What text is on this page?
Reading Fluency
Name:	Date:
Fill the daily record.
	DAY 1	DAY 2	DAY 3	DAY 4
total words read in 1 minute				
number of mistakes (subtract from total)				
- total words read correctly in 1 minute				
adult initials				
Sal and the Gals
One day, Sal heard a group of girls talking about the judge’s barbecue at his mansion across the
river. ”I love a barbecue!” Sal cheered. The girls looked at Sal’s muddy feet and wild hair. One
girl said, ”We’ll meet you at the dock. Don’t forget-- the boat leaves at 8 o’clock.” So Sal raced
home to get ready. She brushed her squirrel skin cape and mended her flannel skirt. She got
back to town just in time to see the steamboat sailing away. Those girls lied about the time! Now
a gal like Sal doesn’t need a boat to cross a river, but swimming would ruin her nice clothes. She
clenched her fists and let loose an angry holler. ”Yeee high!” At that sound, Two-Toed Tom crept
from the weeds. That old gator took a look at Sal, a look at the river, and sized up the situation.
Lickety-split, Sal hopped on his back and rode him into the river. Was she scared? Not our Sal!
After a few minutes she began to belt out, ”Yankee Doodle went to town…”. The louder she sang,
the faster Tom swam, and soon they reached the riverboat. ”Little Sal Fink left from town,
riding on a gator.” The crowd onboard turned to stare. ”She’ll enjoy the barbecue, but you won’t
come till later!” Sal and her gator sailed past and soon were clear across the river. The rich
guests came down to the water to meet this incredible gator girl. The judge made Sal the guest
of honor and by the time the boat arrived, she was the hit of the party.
----------
• [Instruction] Reproduce the listing in full. Keep it exactly as written.

• [Problem solution]
What text is on this page?
Reading Fluency
Name:	Date:
Fill the daily record.
	DAY 1	DAY 2	DAY 3	DAY 4
total words read in 1 minute				
number of mistakes (subtract from total)				
- total words read correctly in 1 minute				
adult initials				
Sal and the Gals
One day, Sal heard a group of girls talking about the judge’s barbecue at his mansion across the
river. ”I love a barbecue!” Sal cheered. The girls looked at Sal’s muddy feet and wild hair. One
girl said, ”We’ll meet you at the dock. Don’t forget-- the boat leaves at 8 o’clock.” So Sal raced
home to get ready. She brushed her squirrel skin cape and mended her flannel skirt. She got
back to town just in time to see the steamboat sailing away. Those girls lied about the time! Now
a gal like Sal doesn’t need a boat to cross a river, but swimming would ruin her nice clothes. She
clenched her fists and let loose an angry holler. ”Yeee high!” At that sound, Two-Toed Tom crept
from the weeds. That old gator took a look at Sal, a look at the river, and sized up the situation.
Lickety-split, Sal hopped on his back and rode him into the river. Was she scared? Not our Sal!
After a few minutes she began to belt out, ”Yankee Doodle went to town…”. The louder she sang,
the faster Tom swam, and soon they reached the riverboat. ”Little Sal Fink left from town,
riding on a gator.” The crowd onboard turned to stare. ”She’ll enjoy the barbecue, but you won’t
come till later!” Sal and her gator sailed past and soon were clear across the river. The rich
guests came down to the water to meet this incredible gator girl. The judge made Sal the guest
of honor and by the time the boat arrived, she was the hit of the party.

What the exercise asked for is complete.